## Start Extracted entries

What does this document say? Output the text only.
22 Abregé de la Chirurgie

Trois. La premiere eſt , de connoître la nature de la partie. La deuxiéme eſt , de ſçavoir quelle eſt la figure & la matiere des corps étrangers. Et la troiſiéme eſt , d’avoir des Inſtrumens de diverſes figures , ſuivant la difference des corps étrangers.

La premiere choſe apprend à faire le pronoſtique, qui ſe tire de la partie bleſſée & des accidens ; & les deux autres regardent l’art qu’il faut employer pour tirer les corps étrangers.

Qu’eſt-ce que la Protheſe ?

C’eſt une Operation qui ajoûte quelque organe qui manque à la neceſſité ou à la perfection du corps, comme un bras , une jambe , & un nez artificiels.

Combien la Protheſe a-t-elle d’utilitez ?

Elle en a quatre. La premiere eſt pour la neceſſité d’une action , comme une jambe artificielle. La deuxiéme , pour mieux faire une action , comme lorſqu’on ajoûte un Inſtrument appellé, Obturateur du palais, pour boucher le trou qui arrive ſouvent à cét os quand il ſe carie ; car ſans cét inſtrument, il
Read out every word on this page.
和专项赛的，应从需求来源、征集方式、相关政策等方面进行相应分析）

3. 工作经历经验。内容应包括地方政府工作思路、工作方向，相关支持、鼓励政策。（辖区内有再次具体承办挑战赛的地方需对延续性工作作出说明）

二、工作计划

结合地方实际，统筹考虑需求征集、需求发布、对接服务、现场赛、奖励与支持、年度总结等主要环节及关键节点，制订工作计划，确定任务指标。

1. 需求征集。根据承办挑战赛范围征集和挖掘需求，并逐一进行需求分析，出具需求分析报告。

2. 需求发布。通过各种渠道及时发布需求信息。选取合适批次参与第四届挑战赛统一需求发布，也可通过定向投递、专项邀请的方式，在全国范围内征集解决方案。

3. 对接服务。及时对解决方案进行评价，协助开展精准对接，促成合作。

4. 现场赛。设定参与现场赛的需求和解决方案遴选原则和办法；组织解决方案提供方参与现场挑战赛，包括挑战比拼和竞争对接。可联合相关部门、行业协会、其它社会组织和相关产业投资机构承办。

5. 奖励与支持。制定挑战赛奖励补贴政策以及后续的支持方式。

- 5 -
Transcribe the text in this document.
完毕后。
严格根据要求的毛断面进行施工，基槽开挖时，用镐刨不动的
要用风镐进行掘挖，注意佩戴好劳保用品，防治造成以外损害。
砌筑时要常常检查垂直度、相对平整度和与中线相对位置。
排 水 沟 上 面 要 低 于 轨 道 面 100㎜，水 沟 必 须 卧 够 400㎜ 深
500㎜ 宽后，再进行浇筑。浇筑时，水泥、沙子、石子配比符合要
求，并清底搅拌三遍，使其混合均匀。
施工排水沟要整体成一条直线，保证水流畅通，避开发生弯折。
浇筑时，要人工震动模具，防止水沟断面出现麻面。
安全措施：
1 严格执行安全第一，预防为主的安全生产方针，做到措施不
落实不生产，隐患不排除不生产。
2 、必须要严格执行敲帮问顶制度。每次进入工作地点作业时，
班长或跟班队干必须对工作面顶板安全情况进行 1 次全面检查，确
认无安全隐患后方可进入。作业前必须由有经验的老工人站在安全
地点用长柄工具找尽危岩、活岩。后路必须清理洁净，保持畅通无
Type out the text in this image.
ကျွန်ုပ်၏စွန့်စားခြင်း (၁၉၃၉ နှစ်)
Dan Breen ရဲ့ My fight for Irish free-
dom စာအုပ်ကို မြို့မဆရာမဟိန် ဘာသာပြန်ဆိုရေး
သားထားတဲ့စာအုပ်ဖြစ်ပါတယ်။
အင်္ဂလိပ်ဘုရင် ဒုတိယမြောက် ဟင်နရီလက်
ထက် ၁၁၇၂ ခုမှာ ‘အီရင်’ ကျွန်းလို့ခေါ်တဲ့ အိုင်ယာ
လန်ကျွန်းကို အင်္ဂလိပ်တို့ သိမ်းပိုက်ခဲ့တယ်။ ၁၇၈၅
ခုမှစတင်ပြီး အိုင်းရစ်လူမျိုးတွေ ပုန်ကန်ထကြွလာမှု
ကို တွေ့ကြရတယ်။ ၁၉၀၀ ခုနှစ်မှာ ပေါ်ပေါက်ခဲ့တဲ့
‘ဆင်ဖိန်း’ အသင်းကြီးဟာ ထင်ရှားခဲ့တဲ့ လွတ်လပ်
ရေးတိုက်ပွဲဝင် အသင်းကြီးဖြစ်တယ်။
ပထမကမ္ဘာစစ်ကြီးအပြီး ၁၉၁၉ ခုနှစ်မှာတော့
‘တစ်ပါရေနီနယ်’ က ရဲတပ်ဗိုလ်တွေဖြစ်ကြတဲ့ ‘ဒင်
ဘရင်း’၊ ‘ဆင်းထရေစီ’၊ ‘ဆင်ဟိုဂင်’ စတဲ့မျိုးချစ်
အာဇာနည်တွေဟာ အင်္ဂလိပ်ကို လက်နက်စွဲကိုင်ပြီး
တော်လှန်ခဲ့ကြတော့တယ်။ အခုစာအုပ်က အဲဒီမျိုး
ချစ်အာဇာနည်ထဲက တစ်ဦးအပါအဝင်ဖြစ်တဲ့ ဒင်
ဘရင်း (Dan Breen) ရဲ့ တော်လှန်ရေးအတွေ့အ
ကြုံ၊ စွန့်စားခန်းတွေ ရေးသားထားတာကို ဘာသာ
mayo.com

## End Extracted entries

## Your objective
All of the records must be retyped exactly as they are.

## Task response
What does this document say? Output the text only.
22 Abregé de la Chirurgie

Trois. La premiere eſt , de connoître la nature de la partie. La deuxiéme eſt , de ſçavoir quelle eſt la figure & la matiere des corps étrangers. Et la troiſiéme eſt , d’avoir des Inſtrumens de diverſes figures , ſuivant la difference des corps étrangers.

La premiere choſe apprend à faire le pronoſtique, qui ſe tire de la partie bleſſée & des accidens ; & les deux autres regardent l’art qu’il faut employer pour tirer les corps étrangers.

Qu’eſt-ce que la Protheſe ?

C’eſt une Operation qui ajoûte quelque organe qui manque à la neceſſité ou à la perfection du corps, comme un bras , une jambe , & un nez artificiels.

Combien la Protheſe a-t-elle d’utilitez ?

Elle en a quatre. La premiere eſt pour la neceſſité d’une action , comme une jambe artificielle. La deuxiéme , pour mieux faire une action , comme lorſqu’on ajoûte un Inſtrument appellé, Obturateur du palais, pour boucher le trou qui arrive ſouvent à cét os quand il ſe carie ; car ſans cét inſtrument, il
Read out every word on this page.
和专项赛的，应从需求来源、征集方式、相关政策等方面进行相应分析）

3. 工作经历经验。内容应包括地方政府工作思路、工作方向，相关支持、鼓励政策。（辖区内有再次具体承办挑战赛的地方需对延续性工作作出说明）

二、工作计划

结合地方实际，统筹考虑需求征集、需求发布、对接服务、现场赛、奖励与支持、年度总结等主要环节及关键节点，制订工作计划，确定任务指标。

1. 需求征集。根据承办挑战赛范围征集和挖掘需求，并逐一进行需求分析，出具需求分析报告。

2. 需求发布。通过各种渠道及时发布需求信息。选取合适批次参与第四届挑战赛统一需求发布，也可通过定向投递、专项邀请的方式，在全国范围内征集解决方案。

3. 对接服务。及时对解决方案进行评价，协助开展精准对接，促成合作。

4. 现场赛。设定参与现场赛的需求和解决方案遴选原则和办法；组织解决方案提供方参与现场挑战赛，包括挑战比拼和竞争对接。可联合相关部门、行业协会、其它社会组织和相关产业投资机构承办。

5. 奖励与支持。制定挑战赛奖励补贴政策以及后续的支持方式。

- 5 -
Transcribe the text in this document.
完毕后。
严格根据要求的毛断面进行施工，基槽开挖时，用镐刨不动的
要用风镐进行掘挖，注意佩戴好劳保用品，防治造成以外损害。
砌筑时要常常检查垂直度、相对平整度和与中线相对位置。
排 水 沟 上 面 要 低 于 轨 道 面 100㎜，水 沟 必 须 卧 够 400㎜ 深
500㎜ 宽后，再进行浇筑。浇筑时，水泥、沙子、石子配比符合要
求，并清底搅拌三遍，使其混合均匀。
施工排水沟要整体成一条直线，保证水流畅通，避开发生弯折。
浇筑时，要人工震动模具，防止水沟断面出现麻面。
安全措施：
1 严格执行安全第一，预防为主的安全生产方针，做到措施不
落实不生产，隐患不排除不生产。
2 、必须要严格执行敲帮问顶制度。每次进入工作地点作业时，
班长或跟班队干必须对工作面顶板安全情况进行 1 次全面检查，确
认无安全隐患后方可进入。作业前必须由有经验的老工人站在安全
地点用长柄工具找尽危岩、活岩。后路必须清理洁净，保持畅通无
Type out the text in this image.
ကျွန်ုပ်၏စွန့်စားခြင်း (၁၉၃၉ နှစ်)
Dan Breen ရဲ့ My fight for Irish free-
dom စာအုပ်ကို မြို့မဆရာမဟိန် ဘာသာပြန်ဆိုရေး
သားထားတဲ့စာအုပ်ဖြစ်ပါတယ်။
အင်္ဂလိပ်ဘုရင် ဒုတိယမြောက် ဟင်နရီလက်
ထက် ၁၁၇၂ ခုမှာ ‘အီရင်’ ကျွန်းလို့ခေါ်တဲ့ အိုင်ယာ
လန်ကျွန်းကို အင်္ဂလိပ်တို့ သိမ်းပိုက်ခဲ့တယ်။ ၁၇၈၅
ခုမှစတင်ပြီး အိုင်းရစ်လူမျိုးတွေ ပုန်ကန်ထကြွလာမှု
ကို တွေ့ကြရတယ်။ ၁၉၀၀ ခုနှစ်မှာ ပေါ်ပေါက်ခဲ့တဲ့
‘ဆင်ဖိန်း’ အသင်းကြီးဟာ ထင်ရှားခဲ့တဲ့ လွတ်လပ်
ရေးတိုက်ပွဲဝင် အသင်းကြီးဖြစ်တယ်။
ပထမကမ္ဘာစစ်ကြီးအပြီး ၁၉၁၉ ခုနှစ်မှာတော့
‘တစ်ပါရေနီနယ်’ က ရဲတပ်ဗိုလ်တွေဖြစ်ကြတဲ့ ‘ဒင်
ဘရင်း’၊ ‘ဆင်းထရေစီ’၊ ‘ဆင်ဟိုဂင်’ စတဲ့မျိုးချစ်
အာဇာနည်တွေဟာ အင်္ဂလိပ်ကို လက်နက်စွဲကိုင်ပြီး
တော်လှန်ခဲ့ကြတော့တယ်။ အခုစာအုပ်က အဲဒီမျိုး
ချစ်အာဇာနည်ထဲက တစ်ဦးအပါအဝင်ဖြစ်တဲ့ ဒင်
ဘရင်း (Dan Breen) ရဲ့ တော်လှန်ရေးအတွေ့အ
ကြုံ၊ စွန့်စားခန်းတွေ ရေးသားထားတာကို ဘာသာ
mayo.com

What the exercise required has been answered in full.